Copy the listing below line for line, without the picture.

= = = = = = =

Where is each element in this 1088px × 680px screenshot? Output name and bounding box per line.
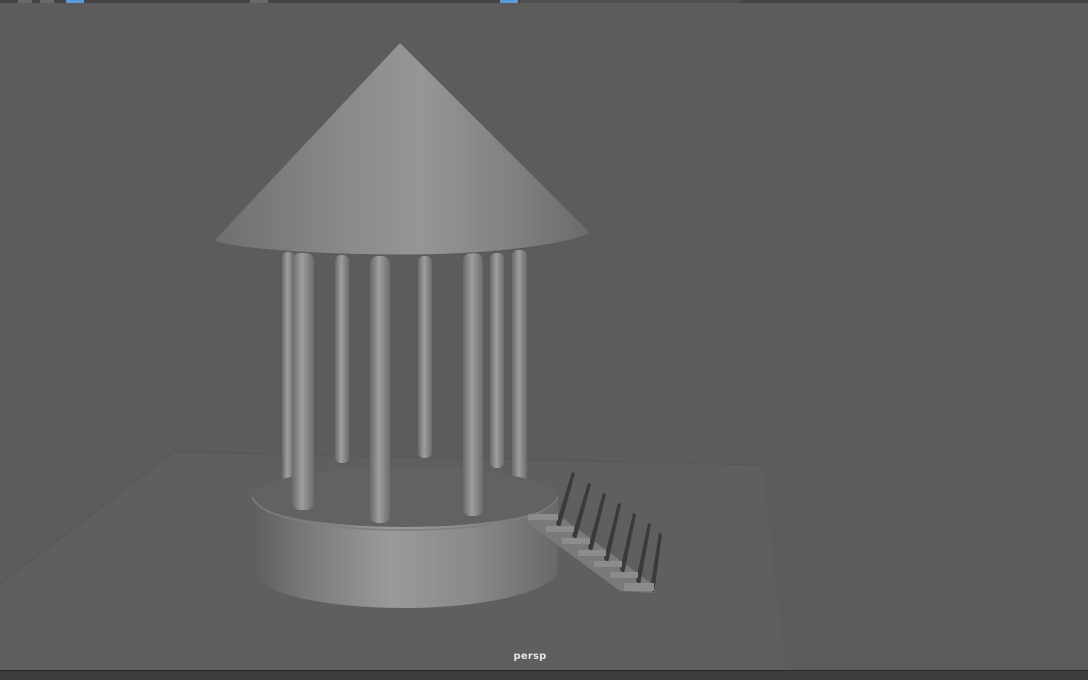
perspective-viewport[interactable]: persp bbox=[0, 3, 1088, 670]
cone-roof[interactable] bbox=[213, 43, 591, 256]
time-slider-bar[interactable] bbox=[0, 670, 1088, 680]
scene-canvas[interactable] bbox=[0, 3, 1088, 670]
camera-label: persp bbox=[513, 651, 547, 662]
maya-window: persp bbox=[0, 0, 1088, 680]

= = = = = = =

§ In response:
Where is each element in this 1088px × 680px screenshot? Output name and bounding box per line.
perspective-viewport[interactable]: persp bbox=[0, 3, 1088, 670]
cone-roof[interactable] bbox=[213, 43, 591, 256]
time-slider-bar[interactable] bbox=[0, 670, 1088, 680]
scene-canvas[interactable] bbox=[0, 3, 1088, 670]
camera-label: persp bbox=[513, 651, 547, 662]
maya-window: persp bbox=[0, 0, 1088, 680]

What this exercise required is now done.